- INPUT RECORDS -
================================
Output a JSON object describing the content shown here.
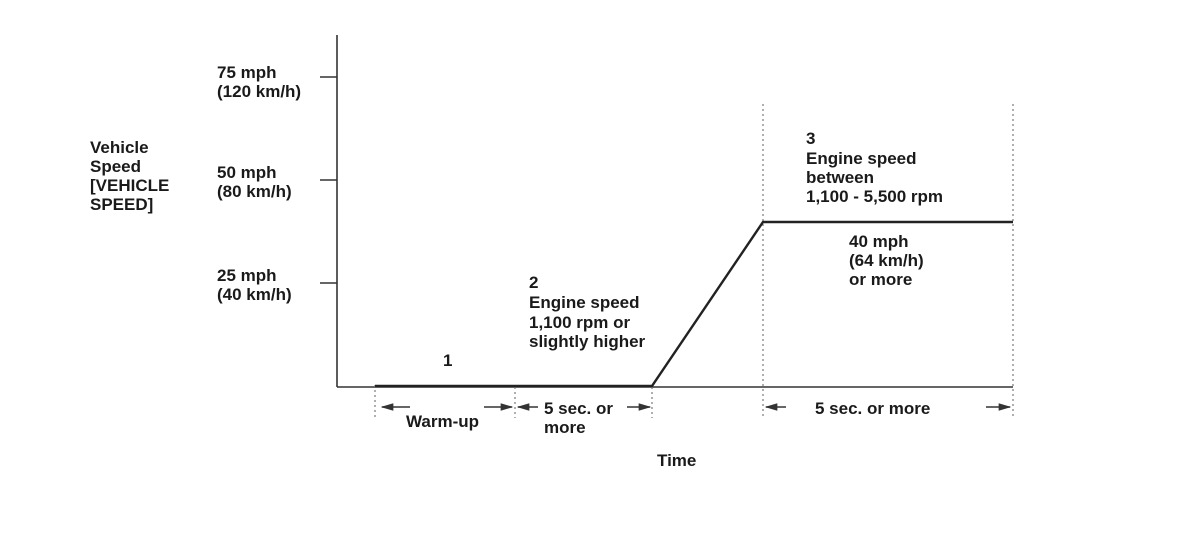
{
  "y_axis": {
    "title_lines": [
      "Vehicle",
      "Speed",
      "[VEHICLE",
      "SPEED]"
    ],
    "ticks": [
      {
        "lines": [
          "75 mph",
          "(120 km/h)"
        ]
      },
      {
        "lines": [
          "50 mph",
          "(80 km/h)"
        ]
      },
      {
        "lines": [
          "25 mph",
          "(40 km/h)"
        ]
      }
    ]
  },
  "x_axis": {
    "title": "Time"
  },
  "phases": [
    {
      "number": "1",
      "desc_lines": [],
      "duration_lines": [
        "Warm-up"
      ]
    },
    {
      "number": "2",
      "desc_lines": [
        "Engine speed",
        "1,100 rpm or",
        "slightly higher"
      ],
      "duration_lines": [
        "5 sec. or",
        "more"
      ]
    },
    {
      "number": "3",
      "desc_lines": [
        "Engine speed",
        "between",
        "1,100 - 5,500 rpm"
      ],
      "duration_lines": [
        "5 sec. or more"
      ]
    }
  ],
  "plateau_label_lines": [
    "40 mph",
    "(64 km/h)",
    "or more"
  ]
}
================================
- DESCRIPTION OF THE TASK -
Each line in the records above should be reproduced exactly; images are not copied.

- THE SOLUTION -
Output a JSON object describing the content shown here.
{
  "y_axis": {
    "title_lines": [
      "Vehicle",
      "Speed",
      "[VEHICLE",
      "SPEED]"
    ],
    "ticks": [
      {
        "lines": [
          "75 mph",
          "(120 km/h)"
        ]
      },
      {
        "lines": [
          "50 mph",
          "(80 km/h)"
        ]
      },
      {
        "lines": [
          "25 mph",
          "(40 km/h)"
        ]
      }
    ]
  },
  "x_axis": {
    "title": "Time"
  },
  "phases": [
    {
      "number": "1",
      "desc_lines": [],
      "duration_lines": [
        "Warm-up"
      ]
    },
    {
      "number": "2",
      "desc_lines": [
        "Engine speed",
        "1,100 rpm or",
        "slightly higher"
      ],
      "duration_lines": [
        "5 sec. or",
        "more"
      ]
    },
    {
      "number": "3",
      "desc_lines": [
        "Engine speed",
        "between",
        "1,100 - 5,500 rpm"
      ],
      "duration_lines": [
        "5 sec. or more"
      ]
    }
  ],
  "plateau_label_lines": [
    "40 mph",
    "(64 km/h)",
    "or more"
  ]
}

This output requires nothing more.